Rows from a figure dataset
* * * * *
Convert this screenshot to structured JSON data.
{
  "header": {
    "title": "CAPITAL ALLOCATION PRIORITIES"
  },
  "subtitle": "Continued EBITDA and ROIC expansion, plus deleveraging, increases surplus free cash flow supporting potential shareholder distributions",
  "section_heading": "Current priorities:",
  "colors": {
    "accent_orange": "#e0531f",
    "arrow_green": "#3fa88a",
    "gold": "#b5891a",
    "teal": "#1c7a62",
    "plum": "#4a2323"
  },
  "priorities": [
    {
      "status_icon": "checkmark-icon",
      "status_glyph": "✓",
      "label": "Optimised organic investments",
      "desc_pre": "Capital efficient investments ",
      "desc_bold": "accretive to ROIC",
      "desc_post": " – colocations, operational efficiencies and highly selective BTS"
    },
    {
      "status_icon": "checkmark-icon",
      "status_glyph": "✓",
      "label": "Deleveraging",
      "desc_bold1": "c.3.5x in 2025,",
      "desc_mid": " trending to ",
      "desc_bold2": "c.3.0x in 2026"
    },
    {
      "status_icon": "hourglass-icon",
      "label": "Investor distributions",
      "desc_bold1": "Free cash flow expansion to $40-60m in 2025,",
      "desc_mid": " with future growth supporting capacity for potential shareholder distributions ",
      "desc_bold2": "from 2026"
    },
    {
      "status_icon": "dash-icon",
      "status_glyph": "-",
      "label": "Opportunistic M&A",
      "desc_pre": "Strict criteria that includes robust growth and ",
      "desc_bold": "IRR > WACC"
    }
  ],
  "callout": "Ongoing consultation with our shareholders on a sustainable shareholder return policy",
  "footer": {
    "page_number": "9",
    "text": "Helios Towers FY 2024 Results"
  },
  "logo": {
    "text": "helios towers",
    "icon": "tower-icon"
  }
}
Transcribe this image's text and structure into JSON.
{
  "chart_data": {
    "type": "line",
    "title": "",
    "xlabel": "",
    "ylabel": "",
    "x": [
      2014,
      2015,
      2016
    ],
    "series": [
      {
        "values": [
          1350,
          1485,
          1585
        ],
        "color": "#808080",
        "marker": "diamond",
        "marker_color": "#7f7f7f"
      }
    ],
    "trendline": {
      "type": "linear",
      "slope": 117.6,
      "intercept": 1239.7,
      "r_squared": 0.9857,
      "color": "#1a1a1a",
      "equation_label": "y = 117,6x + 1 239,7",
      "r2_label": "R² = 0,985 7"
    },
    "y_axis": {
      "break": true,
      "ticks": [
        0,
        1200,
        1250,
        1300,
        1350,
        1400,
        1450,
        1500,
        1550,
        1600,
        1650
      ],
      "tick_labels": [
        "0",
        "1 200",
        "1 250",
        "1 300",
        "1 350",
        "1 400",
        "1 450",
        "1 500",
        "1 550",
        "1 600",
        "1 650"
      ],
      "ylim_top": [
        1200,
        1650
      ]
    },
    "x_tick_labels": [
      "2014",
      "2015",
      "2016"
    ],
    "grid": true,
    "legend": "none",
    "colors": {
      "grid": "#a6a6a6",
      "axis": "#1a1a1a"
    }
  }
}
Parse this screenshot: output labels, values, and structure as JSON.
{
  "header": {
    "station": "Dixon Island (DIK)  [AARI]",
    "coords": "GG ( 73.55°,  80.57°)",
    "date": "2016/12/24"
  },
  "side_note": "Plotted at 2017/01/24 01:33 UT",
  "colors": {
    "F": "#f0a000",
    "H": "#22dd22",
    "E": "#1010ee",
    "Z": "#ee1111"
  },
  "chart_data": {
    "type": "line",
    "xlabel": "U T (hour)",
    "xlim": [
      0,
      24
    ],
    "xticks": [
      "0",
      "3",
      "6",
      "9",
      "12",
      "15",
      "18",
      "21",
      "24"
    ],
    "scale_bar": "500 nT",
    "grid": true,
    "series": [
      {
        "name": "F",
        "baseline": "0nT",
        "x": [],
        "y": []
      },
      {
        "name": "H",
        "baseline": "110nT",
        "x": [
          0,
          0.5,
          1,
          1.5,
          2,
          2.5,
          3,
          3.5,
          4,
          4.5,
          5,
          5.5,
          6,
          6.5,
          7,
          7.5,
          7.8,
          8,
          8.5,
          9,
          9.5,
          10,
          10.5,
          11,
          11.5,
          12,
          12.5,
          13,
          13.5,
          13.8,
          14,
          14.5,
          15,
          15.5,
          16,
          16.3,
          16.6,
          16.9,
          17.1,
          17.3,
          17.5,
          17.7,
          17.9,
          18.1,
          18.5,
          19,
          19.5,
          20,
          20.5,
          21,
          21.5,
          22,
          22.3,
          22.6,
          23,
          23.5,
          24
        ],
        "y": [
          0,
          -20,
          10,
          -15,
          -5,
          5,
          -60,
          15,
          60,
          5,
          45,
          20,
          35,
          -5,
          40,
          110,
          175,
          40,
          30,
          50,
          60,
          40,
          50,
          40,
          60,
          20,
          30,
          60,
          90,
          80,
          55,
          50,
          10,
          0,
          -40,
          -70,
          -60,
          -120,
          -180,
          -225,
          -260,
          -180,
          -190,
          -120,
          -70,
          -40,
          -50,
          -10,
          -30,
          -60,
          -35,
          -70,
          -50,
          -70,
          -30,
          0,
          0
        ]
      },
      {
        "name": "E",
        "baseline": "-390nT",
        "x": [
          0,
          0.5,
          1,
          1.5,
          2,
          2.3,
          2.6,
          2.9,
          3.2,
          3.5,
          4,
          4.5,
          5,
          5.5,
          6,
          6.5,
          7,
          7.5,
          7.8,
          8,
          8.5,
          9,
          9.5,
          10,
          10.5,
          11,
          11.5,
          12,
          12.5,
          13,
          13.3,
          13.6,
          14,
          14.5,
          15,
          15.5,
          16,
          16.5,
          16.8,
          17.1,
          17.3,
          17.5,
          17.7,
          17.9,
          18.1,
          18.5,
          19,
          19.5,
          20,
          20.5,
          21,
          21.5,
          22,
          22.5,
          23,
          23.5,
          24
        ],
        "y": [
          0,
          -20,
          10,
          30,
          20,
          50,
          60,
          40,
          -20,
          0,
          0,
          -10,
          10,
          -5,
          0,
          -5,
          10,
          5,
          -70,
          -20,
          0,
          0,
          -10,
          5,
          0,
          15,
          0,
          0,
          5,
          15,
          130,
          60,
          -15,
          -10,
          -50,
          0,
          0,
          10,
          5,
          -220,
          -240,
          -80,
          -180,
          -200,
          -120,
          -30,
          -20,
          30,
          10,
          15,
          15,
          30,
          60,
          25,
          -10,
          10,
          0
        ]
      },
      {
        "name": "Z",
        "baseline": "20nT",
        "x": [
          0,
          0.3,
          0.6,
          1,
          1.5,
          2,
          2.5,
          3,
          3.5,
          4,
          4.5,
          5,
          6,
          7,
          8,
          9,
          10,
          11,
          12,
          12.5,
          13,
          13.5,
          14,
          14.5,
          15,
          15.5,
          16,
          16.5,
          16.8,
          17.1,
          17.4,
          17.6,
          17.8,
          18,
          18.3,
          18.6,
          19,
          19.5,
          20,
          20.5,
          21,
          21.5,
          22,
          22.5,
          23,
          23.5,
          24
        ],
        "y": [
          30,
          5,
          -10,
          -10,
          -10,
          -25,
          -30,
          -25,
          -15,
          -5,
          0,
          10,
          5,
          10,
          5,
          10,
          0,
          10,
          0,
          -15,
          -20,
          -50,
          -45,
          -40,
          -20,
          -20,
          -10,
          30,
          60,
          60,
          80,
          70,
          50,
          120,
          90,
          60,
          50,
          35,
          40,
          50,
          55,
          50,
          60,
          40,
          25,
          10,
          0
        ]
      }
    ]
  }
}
* * * * *
Go through the material above line by line and copy it exactly.

Convert this screenshot to structured JSON data.
{
  "header": {
    "title": "CAPITAL ALLOCATION PRIORITIES"
  },
  "subtitle": "Continued EBITDA and ROIC expansion, plus deleveraging, increases surplus free cash flow supporting potential shareholder distributions",
  "section_heading": "Current priorities:",
  "colors": {
    "accent_orange": "#e0531f",
    "arrow_green": "#3fa88a",
    "gold": "#b5891a",
    "teal": "#1c7a62",
    "plum": "#4a2323"
  },
  "priorities": [
    {
      "status_icon": "checkmark-icon",
      "status_glyph": "✓",
      "label": "Optimised organic investments",
      "desc_pre": "Capital efficient investments ",
      "desc_bold": "accretive to ROIC",
      "desc_post": " – colocations, operational efficiencies and highly selective BTS"
    },
    {
      "status_icon": "checkmark-icon",
      "status_glyph": "✓",
      "label": "Deleveraging",
      "desc_bold1": "c.3.5x in 2025,",
      "desc_mid": " trending to ",
      "desc_bold2": "c.3.0x in 2026"
    },
    {
      "status_icon": "hourglass-icon",
      "label": "Investor distributions",
      "desc_bold1": "Free cash flow expansion to $40-60m in 2025,",
      "desc_mid": " with future growth supporting capacity for potential shareholder distributions ",
      "desc_bold2": "from 2026"
    },
    {
      "status_icon": "dash-icon",
      "status_glyph": "-",
      "label": "Opportunistic M&A",
      "desc_pre": "Strict criteria that includes robust growth and ",
      "desc_bold": "IRR > WACC"
    }
  ],
  "callout": "Ongoing consultation with our shareholders on a sustainable shareholder return policy",
  "footer": {
    "page_number": "9",
    "text": "Helios Towers FY 2024 Results"
  },
  "logo": {
    "text": "helios towers",
    "icon": "tower-icon"
  }
}
Transcribe this image's text and structure into JSON.
{
  "chart_data": {
    "type": "line",
    "title": "",
    "xlabel": "",
    "ylabel": "",
    "x": [
      2014,
      2015,
      2016
    ],
    "series": [
      {
        "values": [
          1350,
          1485,
          1585
        ],
        "color": "#808080",
        "marker": "diamond",
        "marker_color": "#7f7f7f"
      }
    ],
    "trendline": {
      "type": "linear",
      "slope": 117.6,
      "intercept": 1239.7,
      "r_squared": 0.9857,
      "color": "#1a1a1a",
      "equation_label": "y = 117,6x + 1 239,7",
      "r2_label": "R² = 0,985 7"
    },
    "y_axis": {
      "break": true,
      "ticks": [
        0,
        1200,
        1250,
        1300,
        1350,
        1400,
        1450,
        1500,
        1550,
        1600,
        1650
      ],
      "tick_labels": [
        "0",
        "1 200",
        "1 250",
        "1 300",
        "1 350",
        "1 400",
        "1 450",
        "1 500",
        "1 550",
        "1 600",
        "1 650"
      ],
      "ylim_top": [
        1200,
        1650
      ]
    },
    "x_tick_labels": [
      "2014",
      "2015",
      "2016"
    ],
    "grid": true,
    "legend": "none",
    "colors": {
      "grid": "#a6a6a6",
      "axis": "#1a1a1a"
    }
  }
}
Parse this screenshot: output labels, values, and structure as JSON.
{
  "header": {
    "station": "Dixon Island (DIK)  [AARI]",
    "coords": "GG ( 73.55°,  80.57°)",
    "date": "2016/12/24"
  },
  "side_note": "Plotted at 2017/01/24 01:33 UT",
  "colors": {
    "F": "#f0a000",
    "H": "#22dd22",
    "E": "#1010ee",
    "Z": "#ee1111"
  },
  "chart_data": {
    "type": "line",
    "xlabel": "U T (hour)",
    "xlim": [
      0,
      24
    ],
    "xticks": [
      "0",
      "3",
      "6",
      "9",
      "12",
      "15",
      "18",
      "21",
      "24"
    ],
    "scale_bar": "500 nT",
    "grid": true,
    "series": [
      {
        "name": "F",
        "baseline": "0nT",
        "x": [],
        "y": []
      },
      {
        "name": "H",
        "baseline": "110nT",
        "x": [
          0,
          0.5,
          1,
          1.5,
          2,
          2.5,
          3,
          3.5,
          4,
          4.5,
          5,
          5.5,
          6,
          6.5,
          7,
          7.5,
          7.8,
          8,
          8.5,
          9,
          9.5,
          10,
          10.5,
          11,
          11.5,
          12,
          12.5,
          13,
          13.5,
          13.8,
          14,
          14.5,
          15,
          15.5,
          16,
          16.3,
          16.6,
          16.9,
          17.1,
          17.3,
          17.5,
          17.7,
          17.9,
          18.1,
          18.5,
          19,
          19.5,
          20,
          20.5,
          21,
          21.5,
          22,
          22.3,
          22.6,
          23,
          23.5,
          24
        ],
        "y": [
          0,
          -20,
          10,
          -15,
          -5,
          5,
          -60,
          15,
          60,
          5,
          45,
          20,
          35,
          -5,
          40,
          110,
          175,
          40,
          30,
          50,
          60,
          40,
          50,
          40,
          60,
          20,
          30,
          60,
          90,
          80,
          55,
          50,
          10,
          0,
          -40,
          -70,
          -60,
          -120,
          -180,
          -225,
          -260,
          -180,
          -190,
          -120,
          -70,
          -40,
          -50,
          -10,
          -30,
          -60,
          -35,
          -70,
          -50,
          -70,
          -30,
          0,
          0
        ]
      },
      {
        "name": "E",
        "baseline": "-390nT",
        "x": [
          0,
          0.5,
          1,
          1.5,
          2,
          2.3,
          2.6,
          2.9,
          3.2,
          3.5,
          4,
          4.5,
          5,
          5.5,
          6,
          6.5,
          7,
          7.5,
          7.8,
          8,
          8.5,
          9,
          9.5,
          10,
          10.5,
          11,
          11.5,
          12,
          12.5,
          13,
          13.3,
          13.6,
          14,
          14.5,
          15,
          15.5,
          16,
          16.5,
          16.8,
          17.1,
          17.3,
          17.5,
          17.7,
          17.9,
          18.1,
          18.5,
          19,
          19.5,
          20,
          20.5,
          21,
          21.5,
          22,
          22.5,
          23,
          23.5,
          24
        ],
        "y": [
          0,
          -20,
          10,
          30,
          20,
          50,
          60,
          40,
          -20,
          0,
          0,
          -10,
          10,
          -5,
          0,
          -5,
          10,
          5,
          -70,
          -20,
          0,
          0,
          -10,
          5,
          0,
          15,
          0,
          0,
          5,
          15,
          130,
          60,
          -15,
          -10,
          -50,
          0,
          0,
          10,
          5,
          -220,
          -240,
          -80,
          -180,
          -200,
          -120,
          -30,
          -20,
          30,
          10,
          15,
          15,
          30,
          60,
          25,
          -10,
          10,
          0
        ]
      },
      {
        "name": "Z",
        "baseline": "20nT",
        "x": [
          0,
          0.3,
          0.6,
          1,
          1.5,
          2,
          2.5,
          3,
          3.5,
          4,
          4.5,
          5,
          6,
          7,
          8,
          9,
          10,
          11,
          12,
          12.5,
          13,
          13.5,
          14,
          14.5,
          15,
          15.5,
          16,
          16.5,
          16.8,
          17.1,
          17.4,
          17.6,
          17.8,
          18,
          18.3,
          18.6,
          19,
          19.5,
          20,
          20.5,
          21,
          21.5,
          22,
          22.5,
          23,
          23.5,
          24
        ],
        "y": [
          30,
          5,
          -10,
          -10,
          -10,
          -25,
          -30,
          -25,
          -15,
          -5,
          0,
          10,
          5,
          10,
          5,
          10,
          0,
          10,
          0,
          -15,
          -20,
          -50,
          -45,
          -40,
          -20,
          -20,
          -10,
          30,
          60,
          60,
          80,
          70,
          50,
          120,
          90,
          60,
          50,
          35,
          40,
          50,
          55,
          50,
          60,
          40,
          25,
          10,
          0
        ]
      }
    ]
  }
}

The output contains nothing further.